= REQUIRED ACTION =
Please state how many lines of the data contain "allein". The number by itself is enough.

= MATERIAL FOR THIS TASK =
=-=-=-=-=

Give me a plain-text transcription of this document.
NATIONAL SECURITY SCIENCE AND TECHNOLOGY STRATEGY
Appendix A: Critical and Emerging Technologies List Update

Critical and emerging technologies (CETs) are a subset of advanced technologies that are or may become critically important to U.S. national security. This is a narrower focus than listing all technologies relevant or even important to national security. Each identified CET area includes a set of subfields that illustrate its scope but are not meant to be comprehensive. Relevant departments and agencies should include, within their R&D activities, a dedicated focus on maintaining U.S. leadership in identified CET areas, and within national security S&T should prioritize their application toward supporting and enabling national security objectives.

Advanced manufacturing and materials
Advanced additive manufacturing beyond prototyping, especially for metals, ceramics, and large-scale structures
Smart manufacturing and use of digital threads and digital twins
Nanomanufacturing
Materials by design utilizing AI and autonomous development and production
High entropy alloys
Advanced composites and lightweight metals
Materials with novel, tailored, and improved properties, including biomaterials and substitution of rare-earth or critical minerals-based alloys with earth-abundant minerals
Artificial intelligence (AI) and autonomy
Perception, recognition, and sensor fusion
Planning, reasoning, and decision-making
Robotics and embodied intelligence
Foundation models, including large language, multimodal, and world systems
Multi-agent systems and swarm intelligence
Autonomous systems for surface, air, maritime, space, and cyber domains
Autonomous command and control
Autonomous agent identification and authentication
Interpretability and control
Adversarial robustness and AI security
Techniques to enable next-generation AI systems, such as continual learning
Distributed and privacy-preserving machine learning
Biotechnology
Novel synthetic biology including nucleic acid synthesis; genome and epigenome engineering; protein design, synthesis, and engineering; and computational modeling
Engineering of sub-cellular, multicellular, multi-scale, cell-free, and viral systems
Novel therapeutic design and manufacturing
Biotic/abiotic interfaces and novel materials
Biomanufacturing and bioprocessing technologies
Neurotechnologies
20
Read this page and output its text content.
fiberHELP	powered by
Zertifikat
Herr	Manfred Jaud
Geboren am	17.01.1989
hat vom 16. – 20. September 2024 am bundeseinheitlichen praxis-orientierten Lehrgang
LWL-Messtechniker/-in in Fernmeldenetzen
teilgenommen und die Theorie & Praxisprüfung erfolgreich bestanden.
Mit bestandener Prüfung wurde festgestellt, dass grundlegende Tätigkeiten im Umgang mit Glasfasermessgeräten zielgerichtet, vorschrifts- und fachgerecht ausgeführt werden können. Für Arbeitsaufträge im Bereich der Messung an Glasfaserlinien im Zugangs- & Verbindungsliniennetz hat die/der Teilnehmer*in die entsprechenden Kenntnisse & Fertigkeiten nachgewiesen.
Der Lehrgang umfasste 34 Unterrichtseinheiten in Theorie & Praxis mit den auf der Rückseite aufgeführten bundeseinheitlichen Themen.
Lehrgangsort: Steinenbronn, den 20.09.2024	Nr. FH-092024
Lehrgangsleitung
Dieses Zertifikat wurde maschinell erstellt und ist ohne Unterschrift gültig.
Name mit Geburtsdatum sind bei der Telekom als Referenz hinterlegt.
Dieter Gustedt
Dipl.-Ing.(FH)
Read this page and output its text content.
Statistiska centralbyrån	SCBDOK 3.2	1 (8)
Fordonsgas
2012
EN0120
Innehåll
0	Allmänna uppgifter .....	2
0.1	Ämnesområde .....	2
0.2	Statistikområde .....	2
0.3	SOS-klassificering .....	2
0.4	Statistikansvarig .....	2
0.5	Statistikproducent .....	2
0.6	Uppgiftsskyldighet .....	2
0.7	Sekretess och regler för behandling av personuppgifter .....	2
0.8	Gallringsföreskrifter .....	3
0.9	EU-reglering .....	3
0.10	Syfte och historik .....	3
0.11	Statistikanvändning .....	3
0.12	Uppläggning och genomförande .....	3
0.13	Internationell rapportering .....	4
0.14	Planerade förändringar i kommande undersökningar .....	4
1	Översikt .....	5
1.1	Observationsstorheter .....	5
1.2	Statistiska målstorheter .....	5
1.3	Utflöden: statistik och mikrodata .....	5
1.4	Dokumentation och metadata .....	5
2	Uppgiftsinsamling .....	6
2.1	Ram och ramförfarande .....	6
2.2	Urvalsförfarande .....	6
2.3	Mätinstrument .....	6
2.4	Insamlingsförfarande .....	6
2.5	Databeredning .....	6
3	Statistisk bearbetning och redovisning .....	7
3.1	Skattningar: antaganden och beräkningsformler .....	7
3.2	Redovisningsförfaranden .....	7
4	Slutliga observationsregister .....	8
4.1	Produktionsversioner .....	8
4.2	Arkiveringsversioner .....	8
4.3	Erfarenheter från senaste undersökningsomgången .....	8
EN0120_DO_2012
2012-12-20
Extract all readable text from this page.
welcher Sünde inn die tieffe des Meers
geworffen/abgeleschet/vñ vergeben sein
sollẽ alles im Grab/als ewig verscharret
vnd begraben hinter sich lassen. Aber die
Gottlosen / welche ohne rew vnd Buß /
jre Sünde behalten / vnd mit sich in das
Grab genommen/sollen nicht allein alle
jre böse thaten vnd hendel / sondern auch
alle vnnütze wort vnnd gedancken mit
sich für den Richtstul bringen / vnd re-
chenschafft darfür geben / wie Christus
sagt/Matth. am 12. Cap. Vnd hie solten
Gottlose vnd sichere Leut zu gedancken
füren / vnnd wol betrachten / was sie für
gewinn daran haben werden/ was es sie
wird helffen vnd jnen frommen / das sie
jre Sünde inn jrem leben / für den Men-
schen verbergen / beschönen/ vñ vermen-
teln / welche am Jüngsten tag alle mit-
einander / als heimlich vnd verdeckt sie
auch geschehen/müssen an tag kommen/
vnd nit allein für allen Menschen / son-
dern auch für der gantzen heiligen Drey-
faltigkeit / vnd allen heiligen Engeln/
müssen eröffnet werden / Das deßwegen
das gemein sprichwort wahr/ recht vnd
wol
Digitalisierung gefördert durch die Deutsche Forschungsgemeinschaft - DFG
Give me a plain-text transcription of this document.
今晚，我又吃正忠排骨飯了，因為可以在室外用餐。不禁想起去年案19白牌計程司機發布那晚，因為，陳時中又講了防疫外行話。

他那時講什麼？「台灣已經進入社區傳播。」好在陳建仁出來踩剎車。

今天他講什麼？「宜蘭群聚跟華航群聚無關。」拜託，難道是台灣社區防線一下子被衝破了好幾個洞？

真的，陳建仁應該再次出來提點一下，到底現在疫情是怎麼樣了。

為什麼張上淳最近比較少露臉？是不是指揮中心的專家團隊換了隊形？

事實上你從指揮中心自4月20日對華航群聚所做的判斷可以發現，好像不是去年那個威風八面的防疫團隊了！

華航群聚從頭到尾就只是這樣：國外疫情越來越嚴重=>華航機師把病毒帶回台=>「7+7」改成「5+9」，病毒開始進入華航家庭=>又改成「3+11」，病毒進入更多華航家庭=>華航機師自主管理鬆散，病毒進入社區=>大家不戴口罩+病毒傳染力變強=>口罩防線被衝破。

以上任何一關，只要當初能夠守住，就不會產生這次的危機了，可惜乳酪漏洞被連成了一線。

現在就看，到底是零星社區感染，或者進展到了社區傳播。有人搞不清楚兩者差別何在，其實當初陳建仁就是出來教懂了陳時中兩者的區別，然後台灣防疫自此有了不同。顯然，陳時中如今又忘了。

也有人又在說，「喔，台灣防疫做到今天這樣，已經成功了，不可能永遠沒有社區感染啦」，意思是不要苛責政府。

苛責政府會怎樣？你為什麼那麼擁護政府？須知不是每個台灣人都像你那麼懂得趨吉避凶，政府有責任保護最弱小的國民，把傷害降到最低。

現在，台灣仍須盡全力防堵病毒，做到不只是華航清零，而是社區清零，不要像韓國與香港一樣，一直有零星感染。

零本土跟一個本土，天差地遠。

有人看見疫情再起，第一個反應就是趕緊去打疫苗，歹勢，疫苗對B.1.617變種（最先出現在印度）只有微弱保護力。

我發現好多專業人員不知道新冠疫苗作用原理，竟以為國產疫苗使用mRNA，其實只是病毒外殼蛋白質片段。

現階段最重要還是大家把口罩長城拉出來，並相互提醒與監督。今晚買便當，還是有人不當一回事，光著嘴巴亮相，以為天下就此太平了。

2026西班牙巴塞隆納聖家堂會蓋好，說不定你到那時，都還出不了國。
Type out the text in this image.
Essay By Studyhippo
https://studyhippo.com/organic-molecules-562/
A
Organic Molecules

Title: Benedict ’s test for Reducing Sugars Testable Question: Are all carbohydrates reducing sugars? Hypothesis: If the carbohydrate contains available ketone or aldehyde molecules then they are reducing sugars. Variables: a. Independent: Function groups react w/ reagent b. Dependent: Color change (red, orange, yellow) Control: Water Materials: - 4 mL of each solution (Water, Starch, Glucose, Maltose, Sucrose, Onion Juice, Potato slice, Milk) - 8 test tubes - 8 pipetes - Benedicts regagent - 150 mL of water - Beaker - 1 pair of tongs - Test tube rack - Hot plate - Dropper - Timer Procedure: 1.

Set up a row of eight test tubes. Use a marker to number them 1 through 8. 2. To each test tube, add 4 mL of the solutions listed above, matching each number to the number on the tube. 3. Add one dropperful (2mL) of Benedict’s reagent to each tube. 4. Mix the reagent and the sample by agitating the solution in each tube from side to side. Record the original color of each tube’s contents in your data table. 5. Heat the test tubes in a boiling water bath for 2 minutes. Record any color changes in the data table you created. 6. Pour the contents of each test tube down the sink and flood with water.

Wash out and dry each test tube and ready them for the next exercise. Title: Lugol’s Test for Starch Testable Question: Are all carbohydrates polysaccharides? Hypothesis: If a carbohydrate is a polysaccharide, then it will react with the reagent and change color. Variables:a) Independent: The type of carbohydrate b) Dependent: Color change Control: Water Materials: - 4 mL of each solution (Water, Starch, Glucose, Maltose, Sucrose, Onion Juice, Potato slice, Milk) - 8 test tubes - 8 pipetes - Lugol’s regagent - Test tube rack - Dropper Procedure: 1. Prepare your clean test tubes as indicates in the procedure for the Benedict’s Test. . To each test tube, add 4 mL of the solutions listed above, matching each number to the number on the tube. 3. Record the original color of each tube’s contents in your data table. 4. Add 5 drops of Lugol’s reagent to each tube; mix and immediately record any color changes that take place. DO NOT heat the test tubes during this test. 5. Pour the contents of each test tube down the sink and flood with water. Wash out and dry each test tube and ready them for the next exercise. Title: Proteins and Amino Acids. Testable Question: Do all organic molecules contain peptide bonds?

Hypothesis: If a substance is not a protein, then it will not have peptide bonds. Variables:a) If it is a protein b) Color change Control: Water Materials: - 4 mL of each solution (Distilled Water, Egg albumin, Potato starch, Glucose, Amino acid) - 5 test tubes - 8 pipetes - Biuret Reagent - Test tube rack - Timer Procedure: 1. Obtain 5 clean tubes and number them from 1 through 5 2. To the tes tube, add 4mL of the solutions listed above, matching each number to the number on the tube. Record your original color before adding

=-=-=-=-=

= EXERCISE OUTPUT =
2